** Start MATERIAL FOR THIS EXERCISE **

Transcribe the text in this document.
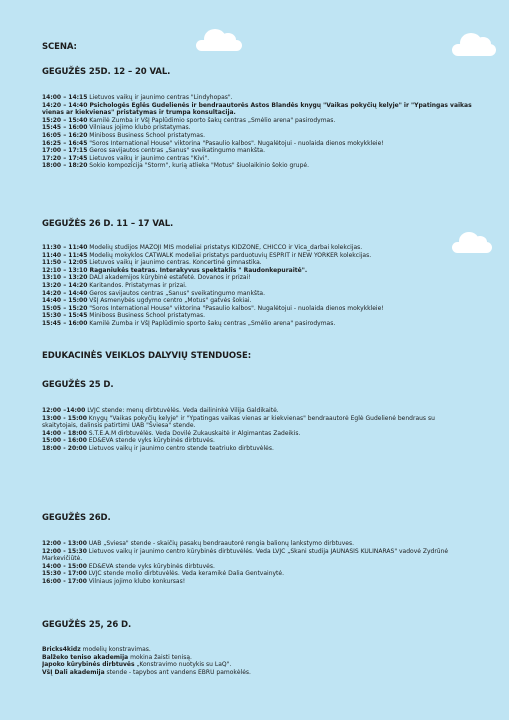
SCENA:
GEGUŽĖS 25D. 12 – 20 VAL.
14:00 – 14:15 Lietuvos vaikų ir jaunimo centras "Lindyhopas".
14:20 – 14:40 Psichologės Eglės Gudelienės ir bendraautorės Astos Blandės knygų "Vaikas pokyčių kelyje" ir "Ypatingas vaikas vienas ar kiekvienas" pristatymas ir trumpa konsultacija.
15:20 – 15:40 Kamilė Zumba ir VšĮ Paplūdimio sporto šakų centras „Smėlio arena" pasirodymas.
15:45 – 16:00 Vilniaus jojimo klubo pristatymas.
16:05 – 16:20 Miniboss Business School pristatymas.
16:25 – 16:45 "Soros International House" viktorina "Pasaulio kalbos". Nugalėtojui - nuolaida dienos mokykkleie!
17:00 – 17:15 Geros savijautos centras „Sanus" sveikatingumo mankšta.
17:20 – 17:45 Lietuvos vaikų ir jaunimo centras "Kivi".
18:00 – 18:20 Šokio kompozicija "Storm", kurią atlieka "Motus" šiuolaikinio šokio grupė.
GEGUŽĖS 26 D. 11 – 17 VAL.
11:30 – 11:40 Modelių studijos MAŽOJI MIS modeliai pristatys KIDZONE, CHICCO ir Vica_darbai kolekcijas.
11:40 – 11:45 Modelių mokyklos CATWALK modeliai pristatys parduotuvių ESPRIT ir NEW YORKER kolekcijas.
11:50 – 12:05 Lietuvos vaikų ir jaunimo centras. Koncertinė gimnastika.
12:10 – 13:10 Raganiukės teatras. Interakyvus spektaklis " Raudonkepuraitė".
13:10 – 13:20 DALI akademijos kūrybinė estafetė. Dovanos ir prizai!
13:20 – 14:20 Karitandos. Pristatymas ir prizai.
14:20 – 14:40 Geros savijautos centras „Sanus" sveikatingumo mankšta.
14:40 – 15:00 VšĮ Asmenybės ugdymo centro „Motus" gatvės šokiai.
15:05 – 15:20 "Soros International House" viktorina "Pasaulio kalbos". Nugalėtojui - nuolaida dienos mokykkleie!
15:30 – 15:45 Miniboss Business School pristatymas.
15:45 – 16:00 Kamilė Zumba ir VšĮ Paplūdimio sporto šakų centras „Smėlio arena" pasirodymas.
EDUKACINĖS VEIKLOS DALYVIŲ STENDUOSE:
GEGUŽĖS 25 D.
12:00 –14:00 LVJC stende: menų dirbtuvėlės. Veda dailininkė Vilija Galdikaitė.
13:00 - 15:00 Knygų "Vaikas pokyčių kelyje" ir "Ypatingas vaikas vienas ar kiekvienas" bendraautorė Eglė Gudelienė bendraus su skaitytojais, dalinsis patirtimi UAB "Šviesa" stende.
14:00 - 18:00 S.T.E.A.M dirbtuvėlės. Veda Dovilė Žukauskaitė ir Algimantas Žadeikis.
15:00 - 16:00 ED&EVA stende vyks kūrybinės dirbtuvės.
18:00 - 20:00 Lietuvos vaikų ir jaunimo centro stende teatriuko dirbtuvėlės.
GEGUŽĖS 26D.
12:00 - 13:00 UAB „Šviesa" stende - skaičių pasakų bendraautorė rengia balionų lankstymo dirbtuves.
12:00 - 15:30 Lietuvos vaikų ir jaunimo centro kūrybinės dirbtuvėlės. Veda LVJC „Skani studija JAUNASIS KULINARAS" vadovė Žydrūnė Markevičiūtė.
14:00 - 15:00 ED&EVA stende vyks kūrybinės dirbtuvės.
15:30 - 17:00 LVJC stende molio dirbtuvėlės. Veda keramikė Dalia Gentvainytė.
16:00 - 17:00 Vilniaus jojimo klubo konkursas!
GEGUŽĖS 25, 26 D.
Bricks4kidz modelių konstravimas.
Balžeko teniso akademija mokina žaisti tenisą.
Japoko kūrybinės dirbtuvės „Konstravimo nuotykis su LaQ".
VšĮ Dali akademija stende - tapybos ant vandens EBRU pamokėlės.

** End MATERIAL FOR THIS EXERCISE **

> [THE TASK]:
Without the pictures, return the entries exactly as they appear.

> [OUTPUT]:
Transcribe the text in this document.
SCENA:
GEGUŽĖS 25D. 12 – 20 VAL.
14:00 – 14:15 Lietuvos vaikų ir jaunimo centras "Lindyhopas".
14:20 – 14:40 Psichologės Eglės Gudelienės ir bendraautorės Astos Blandės knygų "Vaikas pokyčių kelyje" ir "Ypatingas vaikas vienas ar kiekvienas" pristatymas ir trumpa konsultacija.
15:20 – 15:40 Kamilė Zumba ir VšĮ Paplūdimio sporto šakų centras „Smėlio arena" pasirodymas.
15:45 – 16:00 Vilniaus jojimo klubo pristatymas.
16:05 – 16:20 Miniboss Business School pristatymas.
16:25 – 16:45 "Soros International House" viktorina "Pasaulio kalbos". Nugalėtojui - nuolaida dienos mokykkleie!
17:00 – 17:15 Geros savijautos centras „Sanus" sveikatingumo mankšta.
17:20 – 17:45 Lietuvos vaikų ir jaunimo centras "Kivi".
18:00 – 18:20 Šokio kompozicija "Storm", kurią atlieka "Motus" šiuolaikinio šokio grupė.
GEGUŽĖS 26 D. 11 – 17 VAL.
11:30 – 11:40 Modelių studijos MAŽOJI MIS modeliai pristatys KIDZONE, CHICCO ir Vica_darbai kolekcijas.
11:40 – 11:45 Modelių mokyklos CATWALK modeliai pristatys parduotuvių ESPRIT ir NEW YORKER kolekcijas.
11:50 – 12:05 Lietuvos vaikų ir jaunimo centras. Koncertinė gimnastika.
12:10 – 13:10 Raganiukės teatras. Interakyvus spektaklis " Raudonkepuraitė".
13:10 – 13:20 DALI akademijos kūrybinė estafetė. Dovanos ir prizai!
13:20 – 14:20 Karitandos. Pristatymas ir prizai.
14:20 – 14:40 Geros savijautos centras „Sanus" sveikatingumo mankšta.
14:40 – 15:00 VšĮ Asmenybės ugdymo centro „Motus" gatvės šokiai.
15:05 – 15:20 "Soros International House" viktorina "Pasaulio kalbos". Nugalėtojui - nuolaida dienos mokykkleie!
15:30 – 15:45 Miniboss Business School pristatymas.
15:45 – 16:00 Kamilė Zumba ir VšĮ Paplūdimio sporto šakų centras „Smėlio arena" pasirodymas.
EDUKACINĖS VEIKLOS DALYVIŲ STENDUOSE:
GEGUŽĖS 25 D.
12:00 –14:00 LVJC stende: menų dirbtuvėlės. Veda dailininkė Vilija Galdikaitė.
13:00 - 15:00 Knygų "Vaikas pokyčių kelyje" ir "Ypatingas vaikas vienas ar kiekvienas" bendraautorė Eglė Gudelienė bendraus su skaitytojais, dalinsis patirtimi UAB "Šviesa" stende.
14:00 - 18:00 S.T.E.A.M dirbtuvėlės. Veda Dovilė Žukauskaitė ir Algimantas Žadeikis.
15:00 - 16:00 ED&EVA stende vyks kūrybinės dirbtuvės.
18:00 - 20:00 Lietuvos vaikų ir jaunimo centro stende teatriuko dirbtuvėlės.
GEGUŽĖS 26D.
12:00 - 13:00 UAB „Šviesa" stende - skaičių pasakų bendraautorė rengia balionų lankstymo dirbtuves.
12:00 - 15:30 Lietuvos vaikų ir jaunimo centro kūrybinės dirbtuvėlės. Veda LVJC „Skani studija JAUNASIS KULINARAS" vadovė Žydrūnė Markevičiūtė.
14:00 - 15:00 ED&EVA stende vyks kūrybinės dirbtuvės.
15:30 - 17:00 LVJC stende molio dirbtuvėlės. Veda keramikė Dalia Gentvainytė.
16:00 - 17:00 Vilniaus jojimo klubo konkursas!
GEGUŽĖS 25, 26 D.
Bricks4kidz modelių konstravimas.
Balžeko teniso akademija mokina žaisti tenisą.
Japoko kūrybinės dirbtuvės „Konstravimo nuotykis su LaQ".
VšĮ Dali akademija stende - tapybos ant vandens EBRU pamokėlės.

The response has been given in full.